# EXCERPTED TEXT
■ ■ ■
“No, I need a bigger wedge please.”
The nice dental hygienist dentist helper lady nodded and disappeared from my limited field of vision. A second later she reappeared and handed something to the dentist. I couldn’t see what it was, this wedge they were messing with, but I imagined it was probably about the size of a doorstop.
I decided to try to ignore the activity happening above me. No matter what they’re doing, it can’t be fun. For the last half hour I’d been trying to figure out exactly what tools and clamps and such were stuck in my mouth, but my imagination was starting to scare me. Okay… Go to my happy place. Last time I was here I found a crack in the ceiling that looked like Bart Simpson. I let my eyes roam the ceiling to see if I could spot it again…
“I’m going to need a bigger wedge. Give me the really big one over there.”
I’d just spotted the Simpson crack and was looking for the funny dog when my musings were interrupted by what sounded like a wet German shepherd gargling oatmeal just half an inch from my right ear. It took a supreme effort not to jump, but with various instruments of dubious function jammed in my gaping maw I limited my reaction to a muffled “Whuuuaaaa!!!”
■ ■ ■
# MATERIAL SUPPLIED
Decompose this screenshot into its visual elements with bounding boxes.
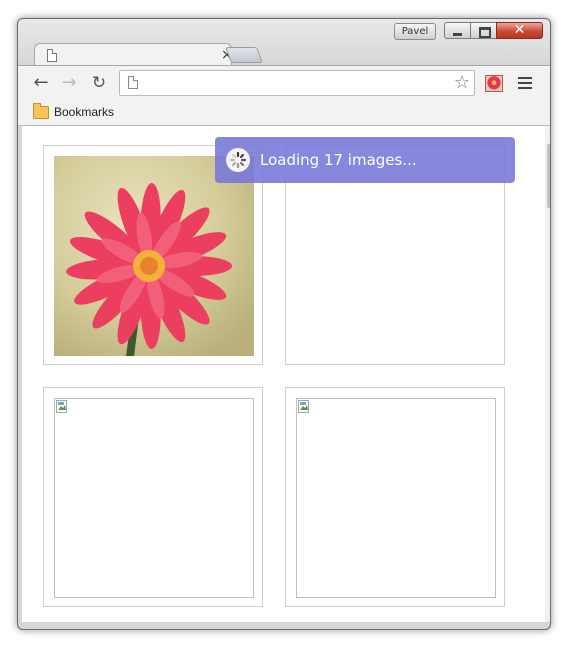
flower-image — [54, 156, 254, 356]
broken-image-icon — [298, 400, 309, 413]
address-bar[interactable]: ☆ — [119, 70, 475, 96]
star-icon[interactable]: ☆ — [454, 72, 470, 94]
close-icon: ✕ — [513, 22, 526, 38]
image-2 — [296, 156, 496, 356]
folder-icon — [33, 103, 49, 119]
reload-button[interactable]: ↻ — [90, 74, 108, 92]
menu-icon[interactable] — [518, 77, 532, 89]
profile-button[interactable]: Pavel — [394, 23, 436, 40]
flower-graphic — [54, 156, 254, 356]
close-window-button[interactable]: ✕ — [496, 22, 543, 39]
vertical-scrollbar[interactable]: ▲ ▼ — [545, 126, 550, 622]
scroll-down-arrow-icon[interactable]: ▼ — [545, 608, 550, 622]
extension-flower-icon[interactable] — [485, 75, 503, 92]
image-4 — [296, 398, 496, 598]
loading-toast: Loading 17 images... — [215, 137, 515, 183]
bookmarks-folder[interactable]: Bookmarks — [54, 105, 114, 119]
image-card — [43, 387, 263, 607]
forward-button[interactable]: → — [60, 74, 78, 92]
browser-window: Pavel ✕ × ← → ↻ ☆ Bookmarks — [17, 18, 551, 630]
bookmarks-bar: Bookmarks — [18, 101, 550, 126]
image-card — [285, 387, 505, 607]
page-content — [22, 126, 545, 622]
spinner-icon — [226, 148, 250, 172]
page-icon — [47, 49, 57, 62]
image-3 — [54, 398, 254, 598]
scroll-thumb[interactable] — [547, 144, 550, 208]
scroll-up-arrow-icon[interactable]: ▲ — [545, 126, 550, 140]
loading-message: Loading 17 images... — [260, 151, 417, 169]
broken-image-icon — [56, 400, 67, 413]
maximize-button[interactable] — [470, 22, 497, 39]
minimize-button[interactable] — [444, 22, 471, 39]
toolbar: ← → ↻ ☆ — [18, 65, 550, 102]
page-icon — [128, 76, 138, 89]
back-button[interactable]: ← — [32, 74, 50, 92]
new-tab-button[interactable] — [225, 47, 263, 63]
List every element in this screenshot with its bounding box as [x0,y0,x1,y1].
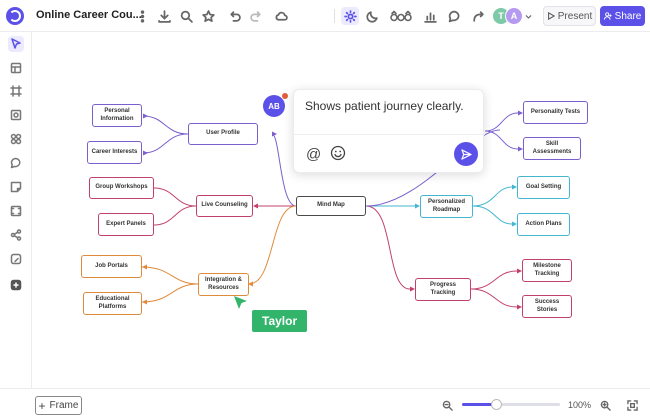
node-action-plans[interactable]: Action Plans [517,213,570,236]
share-button[interactable]: Share [600,6,645,26]
zoom-level: 100% [568,400,592,410]
node-integration-resources[interactable]: Integration & Resources [198,273,249,296]
comment-author-avatar[interactable]: AB [263,95,285,117]
comment-divider [294,134,485,135]
mindmap-icon[interactable] [8,227,24,243]
node-goal-setting[interactable]: Goal Setting [517,176,570,199]
cloud-icon[interactable] [273,8,289,24]
left-toolbar [0,32,32,388]
comment-tool-icon[interactable] [8,155,24,171]
star-icon[interactable] [200,8,216,24]
collaborator-cursor-icon [234,296,247,309]
node-job-portals[interactable]: Job Portals [81,255,142,278]
redo-icon[interactable] [248,8,264,24]
sticky-note-icon[interactable] [8,179,24,195]
zoom-out-icon[interactable] [440,398,454,412]
connector-icon[interactable] [470,8,486,24]
more-vertical-icon[interactable] [134,8,150,24]
share-label: Share [614,10,642,22]
top-toolbar: Online Career Cou... T A Present Share [0,0,650,32]
sun-icon[interactable] [341,7,359,25]
toolbar-divider [334,9,335,23]
frame-label: Frame [49,400,79,411]
fit-screen-icon[interactable] [625,398,639,412]
moon-icon[interactable] [364,8,380,24]
comment-icon[interactable] [446,8,462,24]
embed-icon[interactable] [8,251,24,267]
send-icon [460,148,472,160]
undo-icon[interactable] [226,8,242,24]
play-icon [547,12,555,20]
template-icon[interactable] [8,60,24,76]
node-mind-map[interactable]: Mind Map [296,196,366,216]
present-label: Present [557,10,593,22]
plugin-icon[interactable] [8,277,24,293]
component-icon[interactable] [8,131,24,147]
chevron-down-icon[interactable] [523,8,533,24]
unread-indicator [282,93,288,99]
node-personalized-roadmap[interactable]: Personalized Roadmap [420,195,473,218]
node-live-counseling[interactable]: Live Counseling [196,195,253,217]
app-logo-icon[interactable] [6,7,24,25]
node-expert-panels[interactable]: Expert Panels [98,213,154,236]
user-add-icon [603,12,612,20]
collaborator-cursor-label: Taylor [252,310,308,332]
node-milestone-tracking[interactable]: Milestone Tracking [522,259,572,282]
search-icon[interactable] [178,8,194,24]
comment-popup: Shows patient journey clearly. @ [293,89,485,173]
comment-text[interactable]: Shows patient journey clearly. [305,99,464,113]
node-career-interests[interactable]: Career Interests [87,141,142,164]
document-title[interactable]: Online Career Cou... [36,9,142,21]
collaborator-avatar-a[interactable]: A [505,7,523,25]
present-button[interactable]: Present [543,6,596,26]
emoji-icon[interactable] [330,145,346,161]
node-user-profile[interactable]: User Profile [188,123,258,145]
node-educational-platforms[interactable]: Educational Platforms [83,292,142,315]
image-icon[interactable] [8,203,24,219]
shape-icon[interactable] [8,107,24,123]
zoom-slider[interactable] [462,399,560,410]
node-personal-information[interactable]: Personal Information [92,104,142,127]
pointer-icon[interactable] [8,36,24,52]
shapes-icon[interactable] [390,8,412,24]
download-icon[interactable] [156,8,172,24]
node-group-workshops[interactable]: Group Workshops [89,177,154,199]
frame-icon[interactable] [8,83,24,99]
send-button[interactable] [454,142,478,166]
plus-icon: + [38,398,46,413]
zoom-in-icon[interactable] [598,398,612,412]
mention-icon[interactable]: @ [306,146,321,163]
chart-icon[interactable] [422,8,438,24]
frame-button[interactable]: + Frame [35,396,82,415]
node-personality-tests[interactable]: Personality Tests [523,101,588,124]
node-progress-tracking[interactable]: Progress Tracking [415,278,471,301]
node-skill-assessments[interactable]: Skill Assessments [523,137,581,160]
node-success-stories[interactable]: Success Stories [522,295,572,318]
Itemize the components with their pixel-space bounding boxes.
■ ■ ■
# TASK LIST
1) In the records, copy the lines verbatim, beginning at the line that contains "node-action-plans[interactable]: Action Plans" and stopping after the line that contains "sun-icon[interactable] [341,7,359,25]".
2) Write the next part of the dentist story, picking up after its last sentence.
The dentist story and the records are unrelated material.

# ANSWERS TO THE PROBLEMS
1)
node-action-plans[interactable]: Action Plans [517,213,570,236]
share-button[interactable]: Share [600,6,645,26]
zoom-level: 100% [568,400,592,410]
node-integration-resources[interactable]: Integration & Resources [198,273,249,296]
comment-author-avatar[interactable]: AB [263,95,285,117]
comment-divider [294,134,485,135]
mindmap-icon[interactable] [8,227,24,243]
node-goal-setting[interactable]: Goal Setting [517,176,570,199]
cloud-icon[interactable] [273,8,289,24]
left-toolbar [0,32,32,388]
comment-tool-icon[interactable] [8,155,24,171]
star-icon[interactable] [200,8,216,24]
collaborator-cursor-icon [234,296,247,309]
node-job-portals[interactable]: Job Portals [81,255,142,278]
redo-icon[interactable] [248,8,264,24]
sticky-note-icon[interactable] [8,179,24,195]
zoom-out-icon[interactable] [440,398,454,412]
connector-icon[interactable] [470,8,486,24]
more-vertical-icon[interactable] [134,8,150,24]
share-label: Share [614,10,642,22]
top-toolbar: Online Career Cou... T A Present Share [0,0,650,32]
sun-icon[interactable] [341,7,359,25]

2)
The dentist and dental hygienist dentist helper lady both froze. “Did that hurt? What’s wrong?”
“Nuffing. Schorry.” It’s hard to talk when you have half a toolbox and three hands jammed in your mouth. The dentist and dental hygienist dentist helper lady both relaxed and went back to their business.
What in the world was that noise, though? What could sound like that? There it is again! “Wurbleglubglub blub.” Oh… My right ear is about half an inch from the dentist’s belly. Hmmm… I hadn’t noticed that before. This seems a bit too… intimate. I’m not sure I’m happy with this.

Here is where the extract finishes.